Starting with the line that includes "Extract the structured", write out every remaining line of the records below exactly as it appears, leaving out any images.

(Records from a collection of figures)
__________________________________________________

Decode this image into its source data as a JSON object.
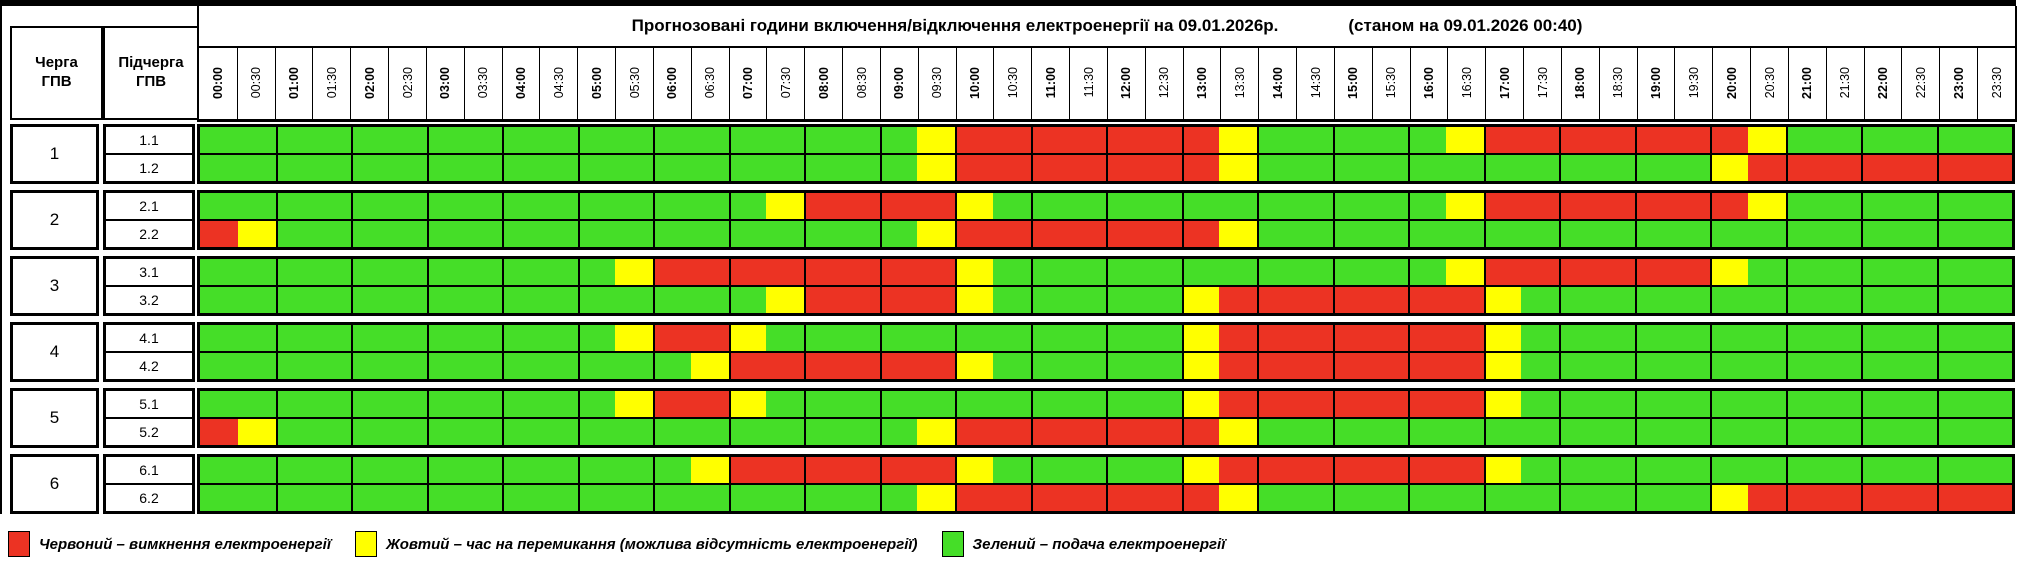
{
  "header": {
    "queue_line1": "Черга",
    "queue_line2": "ГПВ",
    "subqueue_line1": "Підчерга",
    "subqueue_line2": "ГПВ",
    "title": "Прогнозовані години включення/відключення електроенергії на 09.01.2026р.",
    "title_note": "(станом на 09.01.2026 00:40)"
  },
  "times": [
    "00:00",
    "00:30",
    "01:00",
    "01:30",
    "02:00",
    "02:30",
    "03:00",
    "03:30",
    "04:00",
    "04:30",
    "05:00",
    "05:30",
    "06:00",
    "06:30",
    "07:00",
    "07:30",
    "08:00",
    "08:30",
    "09:00",
    "09:30",
    "10:00",
    "10:30",
    "11:00",
    "11:30",
    "12:00",
    "12:30",
    "13:00",
    "13:30",
    "14:00",
    "14:30",
    "15:00",
    "15:30",
    "16:00",
    "16:30",
    "17:00",
    "17:30",
    "18:00",
    "18:30",
    "19:00",
    "19:30",
    "20:00",
    "20:30",
    "21:00",
    "21:30",
    "22:00",
    "22:30",
    "23:00",
    "23:30"
  ],
  "colors": {
    "G": "#45DE28",
    "Y": "#FFFF00",
    "R": "#EC3323"
  },
  "groups": [
    {
      "queue": "1",
      "rows": [
        {
          "label": "1.1",
          "pattern": "GGGGGGGGGGGGGGGGGGGYRRRRRRRYGGGGGYRRRRRRRYGGGGGG"
        },
        {
          "label": "1.2",
          "pattern": "GGGGGGGGGGGGGGGGGGGYRRRRRRRYGGGGGGGGGGGGYRRRRRRR"
        }
      ]
    },
    {
      "queue": "2",
      "rows": [
        {
          "label": "2.1",
          "pattern": "GGGGGGGGGGGGGGGYRRRRYGGGGGGGGGGGGYRRRRRRRYGGGGGG"
        },
        {
          "label": "2.2",
          "pattern": "RYGGGGGGGGGGGGGGGGGYRRRRRRRYGGGGGGGGGGGGGGGGGGGG"
        }
      ]
    },
    {
      "queue": "3",
      "rows": [
        {
          "label": "3.1",
          "pattern": "GGGGGGGGGGGYRRRRRRRRYGGGGGGGGGGGGYRRRRRRYGGGGGGG"
        },
        {
          "label": "3.2",
          "pattern": "GGGGGGGGGGGGGGGYRRRRYGGGGGYRRRRRRRYGGGGGGGGGGGGG"
        }
      ]
    },
    {
      "queue": "4",
      "rows": [
        {
          "label": "4.1",
          "pattern": "GGGGGGGGGGGYRRYGGGGGGGGGGGYRRRRRRRYGGGGGGGGGGGGG"
        },
        {
          "label": "4.2",
          "pattern": "GGGGGGGGGGGGGYRRRRRRYGGGGGYRRRRRRRYGGGGGGGGGGGGG"
        }
      ]
    },
    {
      "queue": "5",
      "rows": [
        {
          "label": "5.1",
          "pattern": "GGGGGGGGGGGYRRYGGGGGGGGGGGYRRRRRRRYGGGGGGGGGGGGG"
        },
        {
          "label": "5.2",
          "pattern": "RYGGGGGGGGGGGGGGGGGYRRRRRRRYGGGGGGGGGGGGGGGGGGGG"
        }
      ]
    },
    {
      "queue": "6",
      "rows": [
        {
          "label": "6.1",
          "pattern": "GGGGGGGGGGGGGYRRRRRRYGGGGGYRRRRRRRYGGGGGGGGGGGGG"
        },
        {
          "label": "6.2",
          "pattern": "GGGGGGGGGGGGGGGGGGGYRRRRRRRYGGGGGGGGGGGGYRRRRRRR"
        }
      ]
    }
  ],
  "legend": [
    {
      "color": "#EC3323",
      "label": "Червоний – вимкнення електроенергії"
    },
    {
      "color": "#FFFF00",
      "label": "Жовтий – час на перемикання (можлива відсутність електроенергії)"
    },
    {
      "color": "#45DE28",
      "label": "Зелений – подача електроенергії"
    }
  ]
}
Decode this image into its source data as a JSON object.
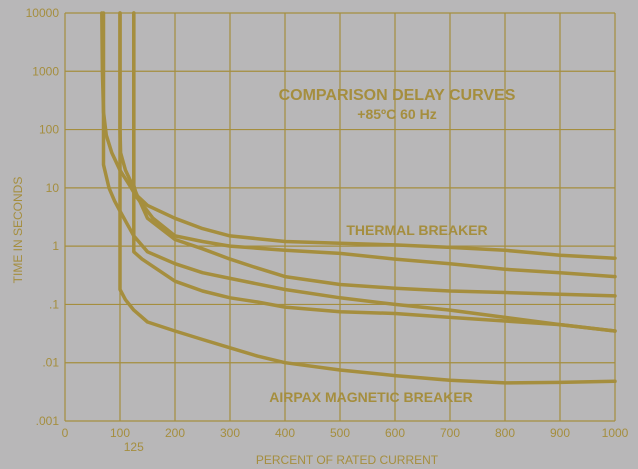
{
  "chart_data": {
    "type": "line",
    "title": "COMPARISON DELAY CURVES",
    "subtitle": "+85ºC  60 Hz",
    "xlabel": "PERCENT OF RATED CURRENT",
    "ylabel": "TIME IN SECONDS",
    "xlim": [
      0,
      1000
    ],
    "ylim": [
      0.001,
      10000
    ],
    "y_scale": "log",
    "grid": true,
    "x_ticks": [
      0,
      100,
      200,
      300,
      400,
      500,
      600,
      700,
      800,
      900,
      1000
    ],
    "x_ticks_text": [
      "0",
      "100",
      "200",
      "300",
      "400",
      "500",
      "600",
      "700",
      "800",
      "900",
      "1000"
    ],
    "x_extra_tick": {
      "value": 125,
      "text": "125"
    },
    "y_ticks": [
      0.001,
      0.01,
      0.1,
      1,
      10,
      100,
      1000,
      10000
    ],
    "y_ticks_text": [
      ".001",
      ".01",
      ".1",
      "1",
      "10",
      "100",
      "1000",
      "10000"
    ],
    "colors": {
      "background": "#b8b7b8",
      "ink": "#a58e3e"
    },
    "annotations": [
      {
        "text": "THERMAL BREAKER",
        "x": 790,
        "y": 2.1
      },
      {
        "text": "AIRPAX MAGNETIC BREAKER",
        "x": 410,
        "y": 0.0016
      }
    ],
    "series": [
      {
        "values_x": [
          125,
          125,
          130,
          150,
          200,
          250,
          300,
          400,
          500,
          600,
          700,
          800,
          900,
          1000
        ],
        "values_y": [
          10000,
          11,
          7.5,
          5,
          3,
          2,
          1.5,
          1.2,
          1.12,
          1.05,
          0.95,
          0.85,
          0.7,
          0.62
        ]
      },
      {
        "values_x": [
          67,
          68,
          70,
          75,
          85,
          100,
          115,
          130,
          160,
          200,
          250,
          300,
          400,
          500,
          600,
          700,
          800,
          900,
          1000
        ],
        "values_y": [
          10000,
          1000,
          200,
          80,
          40,
          20,
          12,
          7,
          3,
          1.5,
          1.2,
          1.0,
          0.85,
          0.75,
          0.6,
          0.5,
          0.4,
          0.35,
          0.3
        ]
      },
      {
        "values_x": [
          100,
          100,
          101,
          110,
          125,
          150,
          200,
          250,
          300,
          350,
          400,
          500,
          600,
          700,
          800,
          900,
          1000
        ],
        "values_y": [
          10000,
          100,
          40,
          20,
          10,
          3,
          1.3,
          0.9,
          0.6,
          0.42,
          0.3,
          0.22,
          0.19,
          0.17,
          0.16,
          0.15,
          0.14
        ]
      },
      {
        "values_x": [
          125,
          125,
          140,
          160,
          200,
          250,
          300,
          350,
          400,
          500,
          600,
          700,
          800,
          900,
          1000
        ],
        "values_y": [
          10000,
          0.8,
          0.6,
          0.45,
          0.25,
          0.17,
          0.13,
          0.11,
          0.09,
          0.075,
          0.07,
          0.06,
          0.052,
          0.045,
          0.035
        ]
      },
      {
        "values_x": [
          70,
          70,
          80,
          90,
          100,
          125,
          150,
          200,
          250,
          300,
          400,
          500,
          600,
          700,
          800,
          900,
          1000
        ],
        "values_y": [
          10000,
          25,
          10,
          6,
          4,
          1.5,
          0.8,
          0.5,
          0.35,
          0.28,
          0.18,
          0.13,
          0.1,
          0.08,
          0.06,
          0.045,
          0.035
        ]
      },
      {
        "values_x": [
          100,
          100,
          110,
          125,
          150,
          200,
          250,
          300,
          350,
          400,
          500,
          600,
          700,
          800,
          900,
          1000
        ],
        "values_y": [
          10000,
          0.18,
          0.12,
          0.08,
          0.05,
          0.035,
          0.025,
          0.018,
          0.013,
          0.01,
          0.0075,
          0.006,
          0.005,
          0.0045,
          0.0046,
          0.0048
        ]
      }
    ]
  }
}
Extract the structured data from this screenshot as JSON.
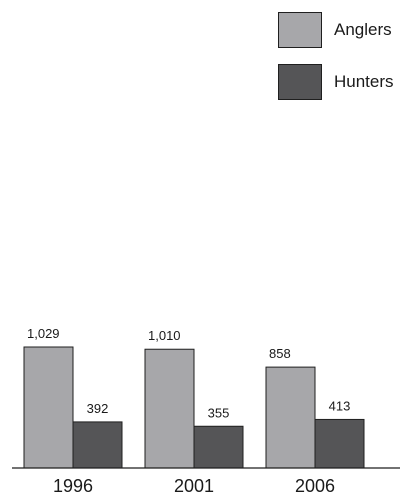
{
  "chart_data": {
    "type": "bar",
    "categories": [
      "1996",
      "2001",
      "2006"
    ],
    "series": [
      {
        "name": "Anglers",
        "values": [
          1029,
          1010,
          858
        ],
        "value_labels": [
          "1,029",
          "1,010",
          "858"
        ],
        "color": "#a7a7aa"
      },
      {
        "name": "Hunters",
        "values": [
          392,
          355,
          413
        ],
        "value_labels": [
          "392",
          "355",
          "413"
        ],
        "color": "#555557"
      }
    ],
    "ylim": [
      0,
      1029
    ],
    "grid": false,
    "legend_position": "top-right",
    "axis_color": "#1f1f1f"
  }
}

__________________________________________________

# COMPLETE RESPONSE:
Extract the structured data from this screenshot as JSON.
{
  "chart_data": {
    "type": "bar",
    "categories": [
      "1996",
      "2001",
      "2006"
    ],
    "series": [
      {
        "name": "Anglers",
        "values": [
          1029,
          1010,
          858
        ],
        "value_labels": [
          "1,029",
          "1,010",
          "858"
        ],
        "color": "#a7a7aa"
      },
      {
        "name": "Hunters",
        "values": [
          392,
          355,
          413
        ],
        "value_labels": [
          "392",
          "355",
          "413"
        ],
        "color": "#555557"
      }
    ],
    "ylim": [
      0,
      1029
    ],
    "grid": false,
    "legend_position": "top-right",
    "axis_color": "#1f1f1f"
  }
}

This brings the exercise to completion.